• THE TASK
Print out every record exactly as it appears.

* begin *

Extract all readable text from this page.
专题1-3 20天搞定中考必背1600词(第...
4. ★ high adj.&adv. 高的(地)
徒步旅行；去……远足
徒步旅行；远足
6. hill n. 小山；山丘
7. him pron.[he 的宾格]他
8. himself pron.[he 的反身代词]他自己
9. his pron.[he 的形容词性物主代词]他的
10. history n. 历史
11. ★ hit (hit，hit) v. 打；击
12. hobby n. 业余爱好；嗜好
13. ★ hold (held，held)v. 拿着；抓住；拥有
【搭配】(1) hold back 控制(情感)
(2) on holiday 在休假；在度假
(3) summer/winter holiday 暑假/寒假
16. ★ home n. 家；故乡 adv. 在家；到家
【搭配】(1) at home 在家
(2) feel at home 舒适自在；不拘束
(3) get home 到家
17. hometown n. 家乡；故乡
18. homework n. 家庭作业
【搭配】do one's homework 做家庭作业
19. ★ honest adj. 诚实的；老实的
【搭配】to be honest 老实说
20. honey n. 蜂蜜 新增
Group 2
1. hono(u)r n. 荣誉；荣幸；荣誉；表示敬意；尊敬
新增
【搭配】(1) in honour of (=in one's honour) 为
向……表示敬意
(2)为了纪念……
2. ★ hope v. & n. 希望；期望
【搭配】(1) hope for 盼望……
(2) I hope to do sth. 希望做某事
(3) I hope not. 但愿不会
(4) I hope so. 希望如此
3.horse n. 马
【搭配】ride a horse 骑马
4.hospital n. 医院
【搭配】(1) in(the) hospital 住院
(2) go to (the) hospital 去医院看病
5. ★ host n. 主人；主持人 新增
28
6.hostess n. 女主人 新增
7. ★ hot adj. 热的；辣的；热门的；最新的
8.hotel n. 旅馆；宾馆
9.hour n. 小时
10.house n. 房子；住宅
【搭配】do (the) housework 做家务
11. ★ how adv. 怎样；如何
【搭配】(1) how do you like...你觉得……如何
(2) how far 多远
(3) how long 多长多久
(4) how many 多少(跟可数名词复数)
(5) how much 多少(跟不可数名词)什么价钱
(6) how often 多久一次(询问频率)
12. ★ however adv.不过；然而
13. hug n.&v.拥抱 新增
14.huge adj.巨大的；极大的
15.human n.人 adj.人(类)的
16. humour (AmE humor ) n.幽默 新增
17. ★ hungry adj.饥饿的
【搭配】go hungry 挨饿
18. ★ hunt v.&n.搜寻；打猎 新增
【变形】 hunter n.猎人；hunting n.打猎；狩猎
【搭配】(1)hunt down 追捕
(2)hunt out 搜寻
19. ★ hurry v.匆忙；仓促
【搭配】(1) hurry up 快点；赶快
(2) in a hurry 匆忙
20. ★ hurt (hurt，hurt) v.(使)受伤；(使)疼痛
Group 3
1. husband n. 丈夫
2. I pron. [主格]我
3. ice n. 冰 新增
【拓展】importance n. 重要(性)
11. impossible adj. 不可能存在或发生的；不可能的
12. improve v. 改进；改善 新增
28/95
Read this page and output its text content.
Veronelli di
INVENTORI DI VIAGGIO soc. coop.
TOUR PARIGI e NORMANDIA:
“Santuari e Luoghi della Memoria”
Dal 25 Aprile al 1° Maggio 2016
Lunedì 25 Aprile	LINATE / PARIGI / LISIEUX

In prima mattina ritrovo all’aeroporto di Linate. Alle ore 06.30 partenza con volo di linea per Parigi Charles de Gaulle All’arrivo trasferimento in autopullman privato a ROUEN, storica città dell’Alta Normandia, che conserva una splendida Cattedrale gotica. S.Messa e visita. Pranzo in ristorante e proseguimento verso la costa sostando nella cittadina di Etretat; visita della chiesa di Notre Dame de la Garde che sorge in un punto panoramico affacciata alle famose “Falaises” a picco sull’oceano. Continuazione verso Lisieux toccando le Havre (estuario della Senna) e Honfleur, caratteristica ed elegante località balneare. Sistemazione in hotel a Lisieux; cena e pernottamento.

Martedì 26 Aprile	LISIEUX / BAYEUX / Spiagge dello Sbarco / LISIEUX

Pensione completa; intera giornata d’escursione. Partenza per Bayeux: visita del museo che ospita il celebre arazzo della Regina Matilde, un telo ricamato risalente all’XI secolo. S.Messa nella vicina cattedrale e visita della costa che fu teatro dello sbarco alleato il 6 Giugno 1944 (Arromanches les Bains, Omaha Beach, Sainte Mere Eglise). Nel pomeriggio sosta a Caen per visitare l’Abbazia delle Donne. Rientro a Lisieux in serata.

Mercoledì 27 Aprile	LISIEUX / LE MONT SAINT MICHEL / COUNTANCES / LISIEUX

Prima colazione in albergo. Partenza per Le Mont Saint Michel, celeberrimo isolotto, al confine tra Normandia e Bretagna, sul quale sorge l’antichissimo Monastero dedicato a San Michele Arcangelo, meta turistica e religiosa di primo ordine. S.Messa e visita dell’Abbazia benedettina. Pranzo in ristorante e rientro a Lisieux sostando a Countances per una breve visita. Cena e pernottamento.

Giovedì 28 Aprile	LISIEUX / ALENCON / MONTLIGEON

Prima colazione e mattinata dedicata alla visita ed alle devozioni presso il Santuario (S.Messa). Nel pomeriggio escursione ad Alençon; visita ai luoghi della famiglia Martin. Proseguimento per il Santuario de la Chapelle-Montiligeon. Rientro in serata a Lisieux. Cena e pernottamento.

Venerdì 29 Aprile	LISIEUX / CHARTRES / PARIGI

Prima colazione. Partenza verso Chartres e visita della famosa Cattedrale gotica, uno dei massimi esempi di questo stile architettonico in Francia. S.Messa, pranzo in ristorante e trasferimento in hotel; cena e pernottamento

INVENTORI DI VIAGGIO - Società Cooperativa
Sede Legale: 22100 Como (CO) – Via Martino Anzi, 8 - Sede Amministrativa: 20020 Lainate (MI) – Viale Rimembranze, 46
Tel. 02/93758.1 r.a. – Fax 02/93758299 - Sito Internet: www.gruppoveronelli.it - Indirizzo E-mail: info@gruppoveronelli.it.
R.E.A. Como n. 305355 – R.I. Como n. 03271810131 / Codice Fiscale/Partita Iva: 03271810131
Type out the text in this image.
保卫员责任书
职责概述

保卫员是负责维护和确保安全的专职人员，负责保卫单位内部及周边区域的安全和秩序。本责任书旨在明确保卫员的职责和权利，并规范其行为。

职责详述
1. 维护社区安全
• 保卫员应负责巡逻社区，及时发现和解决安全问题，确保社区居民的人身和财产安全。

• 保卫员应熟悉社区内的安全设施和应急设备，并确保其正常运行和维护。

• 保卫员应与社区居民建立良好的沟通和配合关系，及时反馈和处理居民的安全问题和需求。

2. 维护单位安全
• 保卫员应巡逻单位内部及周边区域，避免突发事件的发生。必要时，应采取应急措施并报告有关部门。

* end *

• FULL RESPONSE
Extract all readable text from this page.
专题1-3 20天搞定中考必背1600词(第...
4. ★ high adj.&adv. 高的(地)
徒步旅行；去……远足
徒步旅行；远足
6. hill n. 小山；山丘
7. him pron.[he 的宾格]他
8. himself pron.[he 的反身代词]他自己
9. his pron.[he 的形容词性物主代词]他的
10. history n. 历史
11. ★ hit (hit，hit) v. 打；击
12. hobby n. 业余爱好；嗜好
13. ★ hold (held，held)v. 拿着；抓住；拥有
【搭配】(1) hold back 控制(情感)
(2) on holiday 在休假；在度假
(3) summer/winter holiday 暑假/寒假
16. ★ home n. 家；故乡 adv. 在家；到家
【搭配】(1) at home 在家
(2) feel at home 舒适自在；不拘束
(3) get home 到家
17. hometown n. 家乡；故乡
18. homework n. 家庭作业
【搭配】do one's homework 做家庭作业
19. ★ honest adj. 诚实的；老实的
【搭配】to be honest 老实说
20. honey n. 蜂蜜 新增
Group 2
1. hono(u)r n. 荣誉；荣幸；荣誉；表示敬意；尊敬
新增
【搭配】(1) in honour of (=in one's honour) 为
向……表示敬意
(2)为了纪念……
2. ★ hope v. & n. 希望；期望
【搭配】(1) hope for 盼望……
(2) I hope to do sth. 希望做某事
(3) I hope not. 但愿不会
(4) I hope so. 希望如此
3.horse n. 马
【搭配】ride a horse 骑马
4.hospital n. 医院
【搭配】(1) in(the) hospital 住院
(2) go to (the) hospital 去医院看病
5. ★ host n. 主人；主持人 新增
28
6.hostess n. 女主人 新增
7. ★ hot adj. 热的；辣的；热门的；最新的
8.hotel n. 旅馆；宾馆
9.hour n. 小时
10.house n. 房子；住宅
【搭配】do (the) housework 做家务
11. ★ how adv. 怎样；如何
【搭配】(1) how do you like...你觉得……如何
(2) how far 多远
(3) how long 多长多久
(4) how many 多少(跟可数名词复数)
(5) how much 多少(跟不可数名词)什么价钱
(6) how often 多久一次(询问频率)
12. ★ however adv.不过；然而
13. hug n.&v.拥抱 新增
14.huge adj.巨大的；极大的
15.human n.人 adj.人(类)的
16. humour (AmE humor ) n.幽默 新增
17. ★ hungry adj.饥饿的
【搭配】go hungry 挨饿
18. ★ hunt v.&n.搜寻；打猎 新增
【变形】 hunter n.猎人；hunting n.打猎；狩猎
【搭配】(1)hunt down 追捕
(2)hunt out 搜寻
19. ★ hurry v.匆忙；仓促
【搭配】(1) hurry up 快点；赶快
(2) in a hurry 匆忙
20. ★ hurt (hurt，hurt) v.(使)受伤；(使)疼痛
Group 3
1. husband n. 丈夫
2. I pron. [主格]我
3. ice n. 冰 新增
【拓展】importance n. 重要(性)
11. impossible adj. 不可能存在或发生的；不可能的
12. improve v. 改进；改善 新增
28/95
Read this page and output its text content.
Veronelli di
INVENTORI DI VIAGGIO soc. coop.
TOUR PARIGI e NORMANDIA:
“Santuari e Luoghi della Memoria”
Dal 25 Aprile al 1° Maggio 2016
Lunedì 25 Aprile	LINATE / PARIGI / LISIEUX

In prima mattina ritrovo all’aeroporto di Linate. Alle ore 06.30 partenza con volo di linea per Parigi Charles de Gaulle All’arrivo trasferimento in autopullman privato a ROUEN, storica città dell’Alta Normandia, che conserva una splendida Cattedrale gotica. S.Messa e visita. Pranzo in ristorante e proseguimento verso la costa sostando nella cittadina di Etretat; visita della chiesa di Notre Dame de la Garde che sorge in un punto panoramico affacciata alle famose “Falaises” a picco sull’oceano. Continuazione verso Lisieux toccando le Havre (estuario della Senna) e Honfleur, caratteristica ed elegante località balneare. Sistemazione in hotel a Lisieux; cena e pernottamento.

Martedì 26 Aprile	LISIEUX / BAYEUX / Spiagge dello Sbarco / LISIEUX

Pensione completa; intera giornata d’escursione. Partenza per Bayeux: visita del museo che ospita il celebre arazzo della Regina Matilde, un telo ricamato risalente all’XI secolo. S.Messa nella vicina cattedrale e visita della costa che fu teatro dello sbarco alleato il 6 Giugno 1944 (Arromanches les Bains, Omaha Beach, Sainte Mere Eglise). Nel pomeriggio sosta a Caen per visitare l’Abbazia delle Donne. Rientro a Lisieux in serata.

Mercoledì 27 Aprile	LISIEUX / LE MONT SAINT MICHEL / COUNTANCES / LISIEUX

Prima colazione in albergo. Partenza per Le Mont Saint Michel, celeberrimo isolotto, al confine tra Normandia e Bretagna, sul quale sorge l’antichissimo Monastero dedicato a San Michele Arcangelo, meta turistica e religiosa di primo ordine. S.Messa e visita dell’Abbazia benedettina. Pranzo in ristorante e rientro a Lisieux sostando a Countances per una breve visita. Cena e pernottamento.

Giovedì 28 Aprile	LISIEUX / ALENCON / MONTLIGEON

Prima colazione e mattinata dedicata alla visita ed alle devozioni presso il Santuario (S.Messa). Nel pomeriggio escursione ad Alençon; visita ai luoghi della famiglia Martin. Proseguimento per il Santuario de la Chapelle-Montiligeon. Rientro in serata a Lisieux. Cena e pernottamento.

Venerdì 29 Aprile	LISIEUX / CHARTRES / PARIGI

Prima colazione. Partenza verso Chartres e visita della famosa Cattedrale gotica, uno dei massimi esempi di questo stile architettonico in Francia. S.Messa, pranzo in ristorante e trasferimento in hotel; cena e pernottamento

INVENTORI DI VIAGGIO - Società Cooperativa
Sede Legale: 22100 Como (CO) – Via Martino Anzi, 8 - Sede Amministrativa: 20020 Lainate (MI) – Viale Rimembranze, 46
Tel. 02/93758.1 r.a. – Fax 02/93758299 - Sito Internet: www.gruppoveronelli.it - Indirizzo E-mail: info@gruppoveronelli.it.
R.E.A. Como n. 305355 – R.I. Como n. 03271810131 / Codice Fiscale/Partita Iva: 03271810131
Type out the text in this image.
保卫员责任书
职责概述

保卫员是负责维护和确保安全的专职人员，负责保卫单位内部及周边区域的安全和秩序。本责任书旨在明确保卫员的职责和权利，并规范其行为。

职责详述
1. 维护社区安全
• 保卫员应负责巡逻社区，及时发现和解决安全问题，确保社区居民的人身和财产安全。

• 保卫员应熟悉社区内的安全设施和应急设备，并确保其正常运行和维护。

• 保卫员应与社区居民建立良好的沟通和配合关系，及时反馈和处理居民的安全问题和需求。

2. 维护单位安全
• 保卫员应巡逻单位内部及周边区域，避免突发事件的发生。必要时，应采取应急措施并报告有关部门。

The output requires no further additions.